**REQUIREMENT:**
Please restate every line below exactly, without any pictures.

**DATASET CONTENT:**
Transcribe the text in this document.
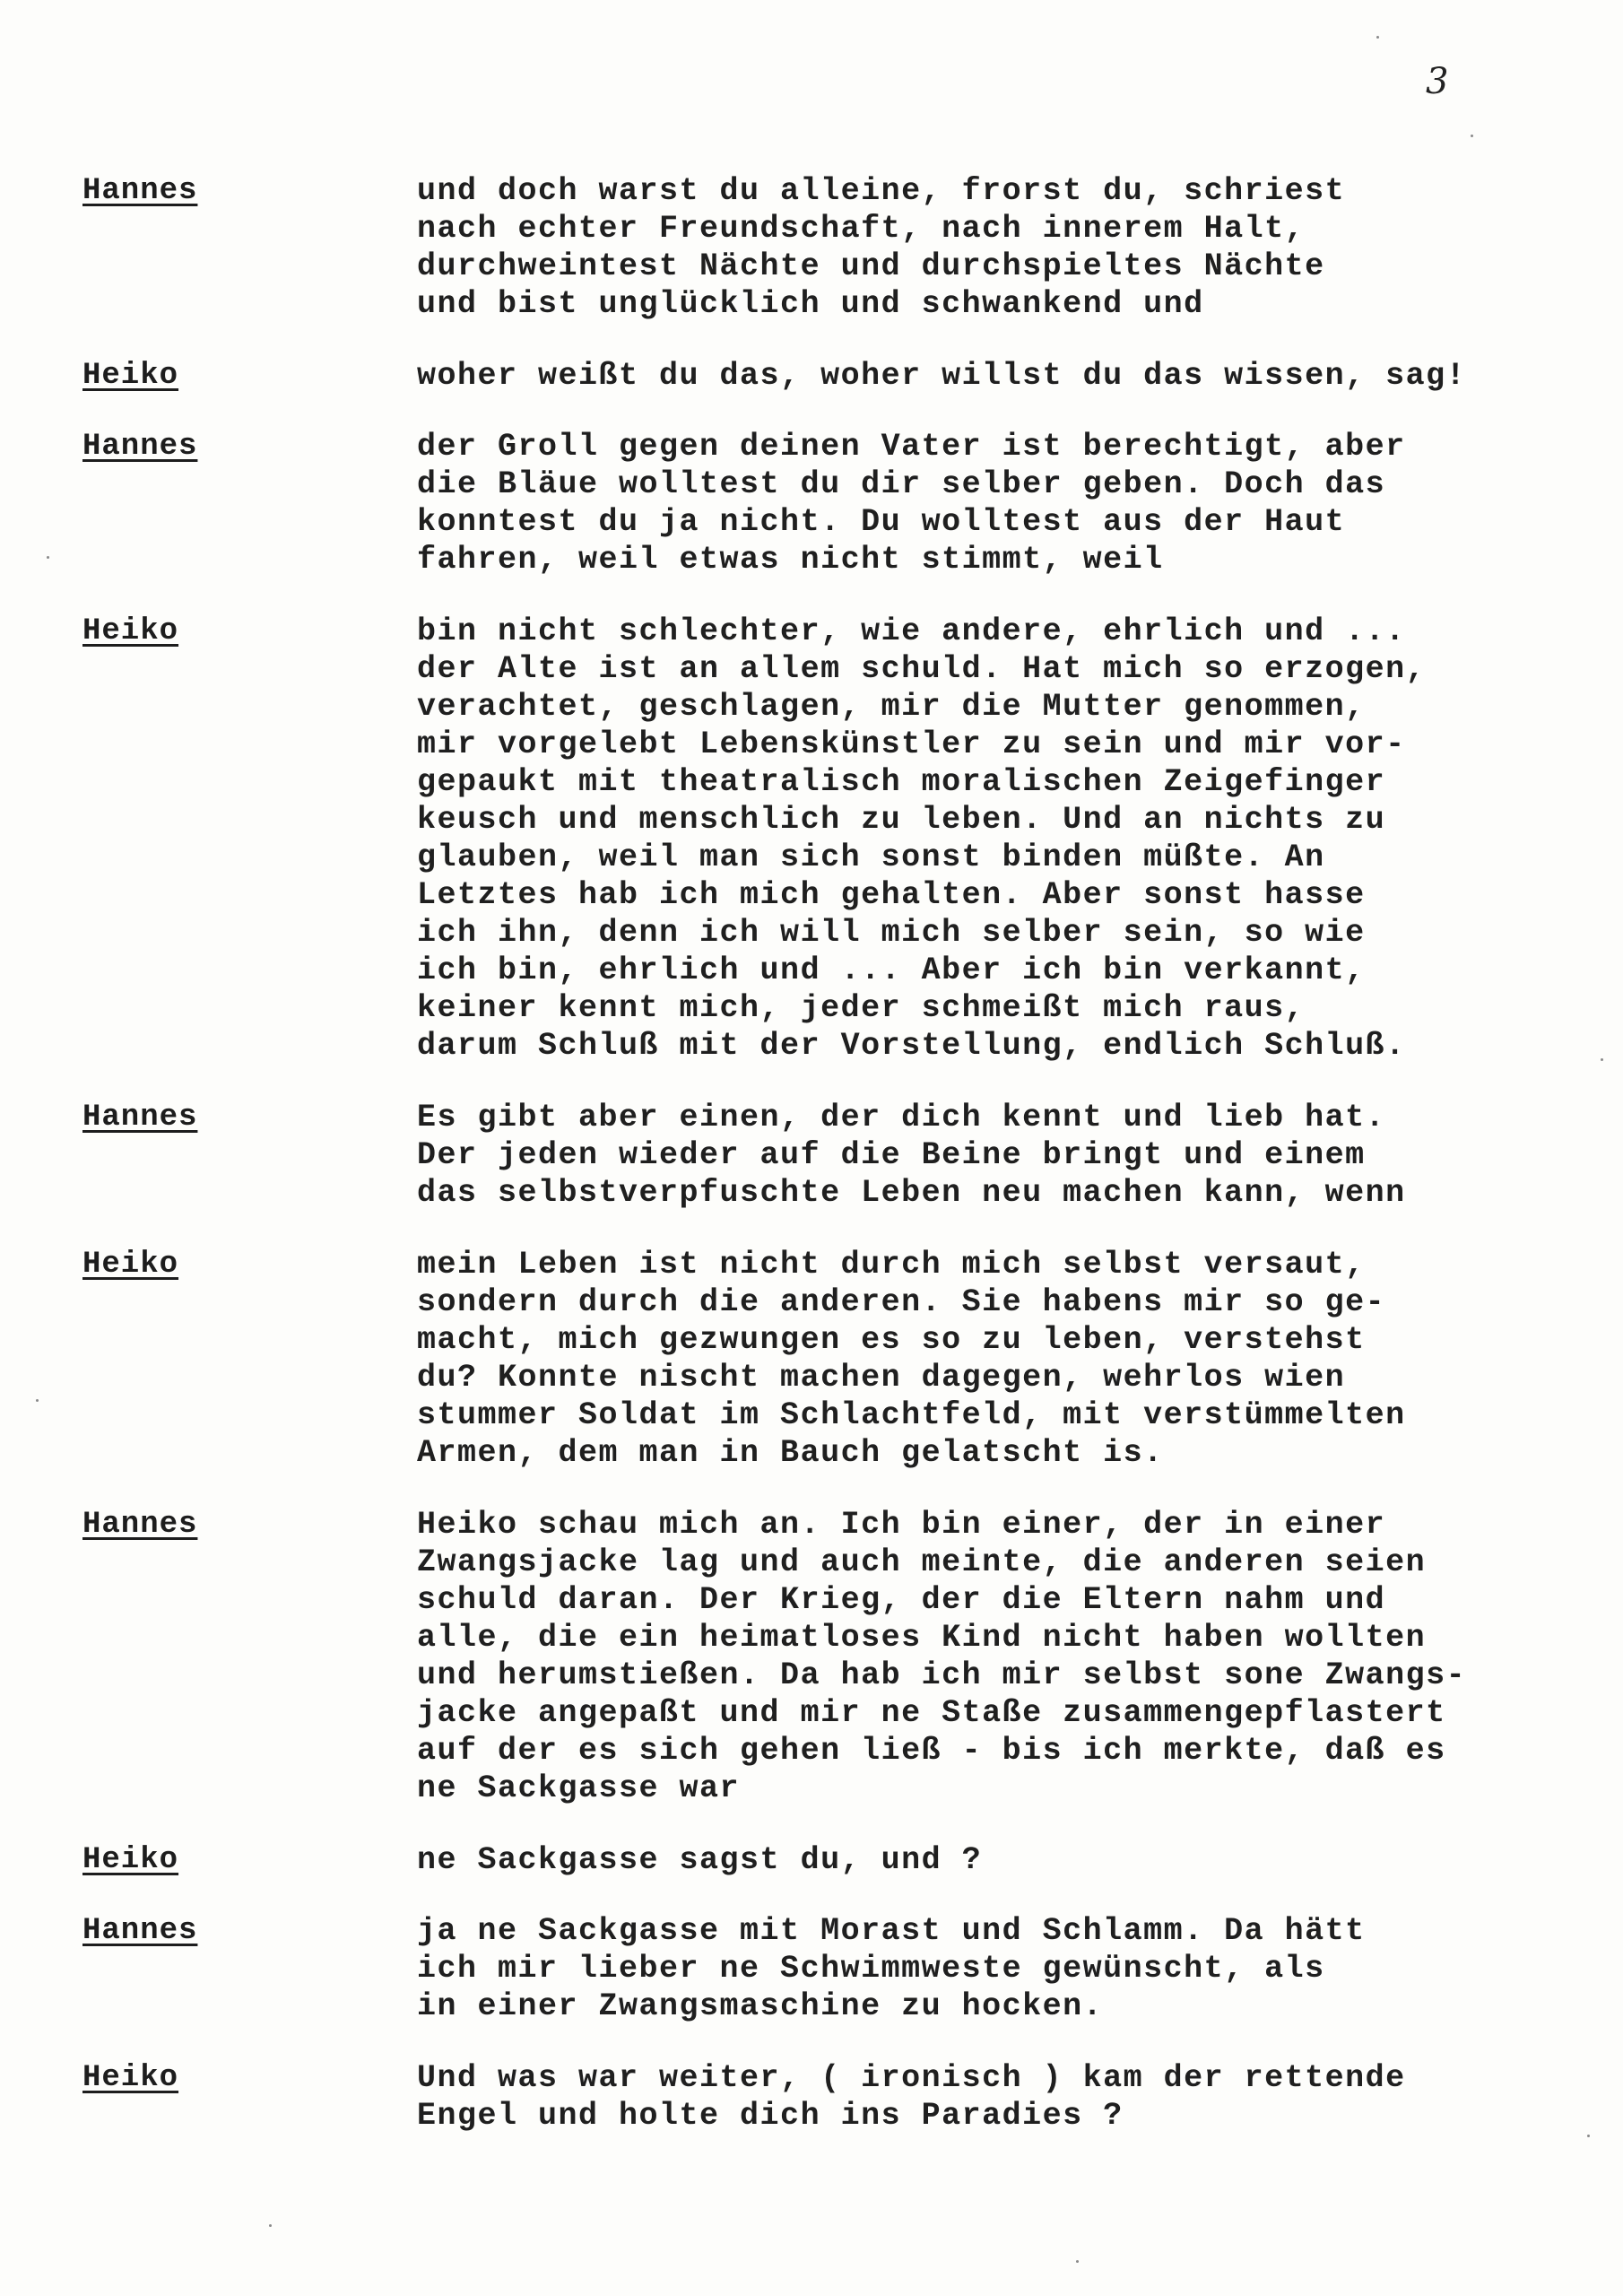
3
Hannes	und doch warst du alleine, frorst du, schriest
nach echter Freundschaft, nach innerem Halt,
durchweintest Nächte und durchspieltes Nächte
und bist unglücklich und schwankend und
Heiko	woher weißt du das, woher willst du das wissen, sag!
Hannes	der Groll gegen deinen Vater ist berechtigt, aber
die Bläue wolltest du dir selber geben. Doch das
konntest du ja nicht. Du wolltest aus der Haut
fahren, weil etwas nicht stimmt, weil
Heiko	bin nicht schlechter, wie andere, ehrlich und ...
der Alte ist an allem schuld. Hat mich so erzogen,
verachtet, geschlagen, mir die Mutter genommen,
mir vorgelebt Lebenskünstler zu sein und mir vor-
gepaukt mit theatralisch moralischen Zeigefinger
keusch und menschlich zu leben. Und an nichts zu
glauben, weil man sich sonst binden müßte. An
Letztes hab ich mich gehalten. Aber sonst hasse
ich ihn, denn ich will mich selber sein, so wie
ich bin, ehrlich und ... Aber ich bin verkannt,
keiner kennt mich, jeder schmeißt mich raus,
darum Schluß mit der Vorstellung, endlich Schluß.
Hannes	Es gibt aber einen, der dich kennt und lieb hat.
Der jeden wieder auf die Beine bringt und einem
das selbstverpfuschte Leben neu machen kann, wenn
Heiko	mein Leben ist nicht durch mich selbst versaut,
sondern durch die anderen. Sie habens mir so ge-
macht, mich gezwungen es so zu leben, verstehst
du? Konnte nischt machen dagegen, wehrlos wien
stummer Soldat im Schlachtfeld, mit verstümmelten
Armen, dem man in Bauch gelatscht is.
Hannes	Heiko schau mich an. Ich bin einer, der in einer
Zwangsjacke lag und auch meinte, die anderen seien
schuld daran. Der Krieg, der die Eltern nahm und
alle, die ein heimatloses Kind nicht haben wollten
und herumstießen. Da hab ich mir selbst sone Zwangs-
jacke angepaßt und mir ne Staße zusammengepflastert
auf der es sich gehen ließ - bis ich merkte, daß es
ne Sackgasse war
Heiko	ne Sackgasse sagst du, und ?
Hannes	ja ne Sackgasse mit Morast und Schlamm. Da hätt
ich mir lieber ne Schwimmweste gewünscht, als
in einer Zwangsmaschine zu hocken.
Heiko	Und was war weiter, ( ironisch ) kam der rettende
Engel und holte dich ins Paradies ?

**OUTPUT OF THE TASK:**
Transcribe the text in this document.
3
Hannes	und doch warst du alleine, frorst du, schriest
nach echter Freundschaft, nach innerem Halt,
durchweintest Nächte und durchspieltes Nächte
und bist unglücklich und schwankend und
Heiko	woher weißt du das, woher willst du das wissen, sag!
Hannes	der Groll gegen deinen Vater ist berechtigt, aber
die Bläue wolltest du dir selber geben. Doch das
konntest du ja nicht. Du wolltest aus der Haut
fahren, weil etwas nicht stimmt, weil
Heiko	bin nicht schlechter, wie andere, ehrlich und ...
der Alte ist an allem schuld. Hat mich so erzogen,
verachtet, geschlagen, mir die Mutter genommen,
mir vorgelebt Lebenskünstler zu sein und mir vor-
gepaukt mit theatralisch moralischen Zeigefinger
keusch und menschlich zu leben. Und an nichts zu
glauben, weil man sich sonst binden müßte. An
Letztes hab ich mich gehalten. Aber sonst hasse
ich ihn, denn ich will mich selber sein, so wie
ich bin, ehrlich und ... Aber ich bin verkannt,
keiner kennt mich, jeder schmeißt mich raus,
darum Schluß mit der Vorstellung, endlich Schluß.
Hannes	Es gibt aber einen, der dich kennt und lieb hat.
Der jeden wieder auf die Beine bringt und einem
das selbstverpfuschte Leben neu machen kann, wenn
Heiko	mein Leben ist nicht durch mich selbst versaut,
sondern durch die anderen. Sie habens mir so ge-
macht, mich gezwungen es so zu leben, verstehst
du? Konnte nischt machen dagegen, wehrlos wien
stummer Soldat im Schlachtfeld, mit verstümmelten
Armen, dem man in Bauch gelatscht is.
Hannes	Heiko schau mich an. Ich bin einer, der in einer
Zwangsjacke lag und auch meinte, die anderen seien
schuld daran. Der Krieg, der die Eltern nahm und
alle, die ein heimatloses Kind nicht haben wollten
und herumstießen. Da hab ich mir selbst sone Zwangs-
jacke angepaßt und mir ne Staße zusammengepflastert
auf der es sich gehen ließ - bis ich merkte, daß es
ne Sackgasse war
Heiko	ne Sackgasse sagst du, und ?
Hannes	ja ne Sackgasse mit Morast und Schlamm. Da hätt
ich mir lieber ne Schwimmweste gewünscht, als
in einer Zwangsmaschine zu hocken.
Heiko	Und was war weiter, ( ironisch ) kam der rettende
Engel und holte dich ins Paradies ?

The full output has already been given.